> TASK STATEMENT:
Repeat the material below exactly, with no pictures.
[Start]
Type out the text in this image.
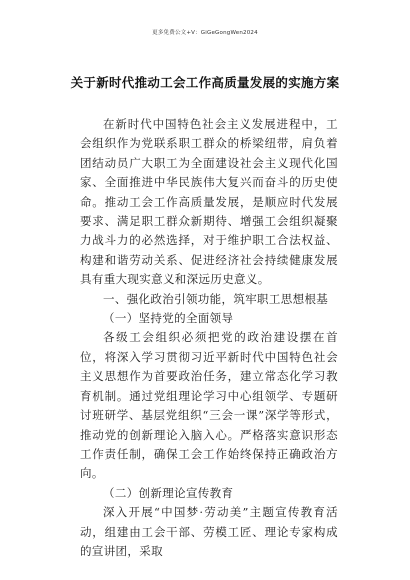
更多免费公文+V：GiGeGongWen2024
关于新时代推动工会工作高质量发展的实施方案

在新时代中国特色社会主义发展进程中，工会组织作为党联系职工群众的桥梁纽带，肩负着团结动员广大职工为全面建设社会主义现代化国家、全面推进中华民族伟大复兴而奋斗的历史使命。推动工会工作高质量发展，是顺应时代发展要求、满足职工群众新期待、增强工会组织凝聚力战斗力的必然选择，对于维护职工合法权益、构建和谐劳动关系、促进经济社会持续健康发展具有重大现实意义和深远历史意义。

一、强化政治引领功能，筑牢职工思想根基
（一）坚持党的全面领导

各级工会组织必须把党的政治建设摆在首位，将深入学习贯彻习近平新时代中国特色社会主义思想作为首要政治任务，建立常态化学习教育机制。通过党组理论学习中心组领学、专题研讨班研学、基层党组织“三会一课”深学等形式，推动党的创新理论入脑入心。严格落实意识形态工作责任制，确保工会工作始终保持正确政治方向。

（二）创新理论宣传教育

深入开展“中国梦·劳动美”主题宣传教育活动，组建由工会干部、劳模工匠、理论专家构成的宣讲团，采取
[End]
> WORKED SOLUTION:
Type out the text in this image.
更多免费公文+V：GiGeGongWen2024
关于新时代推动工会工作高质量发展的实施方案

在新时代中国特色社会主义发展进程中，工会组织作为党联系职工群众的桥梁纽带，肩负着团结动员广大职工为全面建设社会主义现代化国家、全面推进中华民族伟大复兴而奋斗的历史使命。推动工会工作高质量发展，是顺应时代发展要求、满足职工群众新期待、增强工会组织凝聚力战斗力的必然选择，对于维护职工合法权益、构建和谐劳动关系、促进经济社会持续健康发展具有重大现实意义和深远历史意义。

一、强化政治引领功能，筑牢职工思想根基
（一）坚持党的全面领导

各级工会组织必须把党的政治建设摆在首位，将深入学习贯彻习近平新时代中国特色社会主义思想作为首要政治任务，建立常态化学习教育机制。通过党组理论学习中心组领学、专题研讨班研学、基层党组织“三会一课”深学等形式，推动党的创新理论入脑入心。严格落实意识形态工作责任制，确保工会工作始终保持正确政治方向。

（二）创新理论宣传教育

深入开展“中国梦·劳动美”主题宣传教育活动，组建由工会干部、劳模工匠、理论专家构成的宣讲团，采取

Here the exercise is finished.